What you need to do:
Locate the lines that hold the string "text". Copy every such line.
=======
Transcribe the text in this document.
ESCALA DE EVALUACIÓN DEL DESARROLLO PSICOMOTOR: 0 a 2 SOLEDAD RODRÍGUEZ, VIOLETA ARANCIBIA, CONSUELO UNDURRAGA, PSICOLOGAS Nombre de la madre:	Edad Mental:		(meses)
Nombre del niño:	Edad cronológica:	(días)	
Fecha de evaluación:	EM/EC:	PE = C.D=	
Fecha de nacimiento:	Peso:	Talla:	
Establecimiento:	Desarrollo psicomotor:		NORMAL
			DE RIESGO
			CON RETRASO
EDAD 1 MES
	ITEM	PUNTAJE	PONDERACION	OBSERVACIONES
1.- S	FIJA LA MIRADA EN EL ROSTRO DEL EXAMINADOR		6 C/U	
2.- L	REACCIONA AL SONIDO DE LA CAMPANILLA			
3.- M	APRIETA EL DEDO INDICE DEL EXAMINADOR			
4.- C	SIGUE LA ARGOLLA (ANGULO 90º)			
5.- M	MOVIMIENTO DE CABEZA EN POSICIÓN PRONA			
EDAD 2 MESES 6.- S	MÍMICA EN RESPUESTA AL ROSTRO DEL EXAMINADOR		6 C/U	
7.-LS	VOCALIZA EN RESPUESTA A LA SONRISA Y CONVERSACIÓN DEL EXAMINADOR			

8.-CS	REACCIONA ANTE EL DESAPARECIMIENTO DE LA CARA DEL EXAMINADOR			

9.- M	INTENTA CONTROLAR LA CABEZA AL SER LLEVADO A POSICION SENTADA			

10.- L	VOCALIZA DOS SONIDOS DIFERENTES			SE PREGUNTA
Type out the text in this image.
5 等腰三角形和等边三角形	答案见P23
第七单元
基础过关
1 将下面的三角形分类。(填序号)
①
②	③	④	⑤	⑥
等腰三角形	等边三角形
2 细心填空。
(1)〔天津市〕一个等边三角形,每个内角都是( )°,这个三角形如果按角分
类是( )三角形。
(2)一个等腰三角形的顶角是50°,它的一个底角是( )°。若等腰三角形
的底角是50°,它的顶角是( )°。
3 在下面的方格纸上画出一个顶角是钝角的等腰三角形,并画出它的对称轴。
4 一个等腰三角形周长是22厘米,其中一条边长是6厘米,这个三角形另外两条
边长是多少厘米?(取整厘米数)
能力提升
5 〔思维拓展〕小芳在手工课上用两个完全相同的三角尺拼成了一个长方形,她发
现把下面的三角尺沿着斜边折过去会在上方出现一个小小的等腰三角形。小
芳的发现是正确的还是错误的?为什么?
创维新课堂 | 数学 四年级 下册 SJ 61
=======
Solution:
Transcribe the text in this document.
Type out the text in this image.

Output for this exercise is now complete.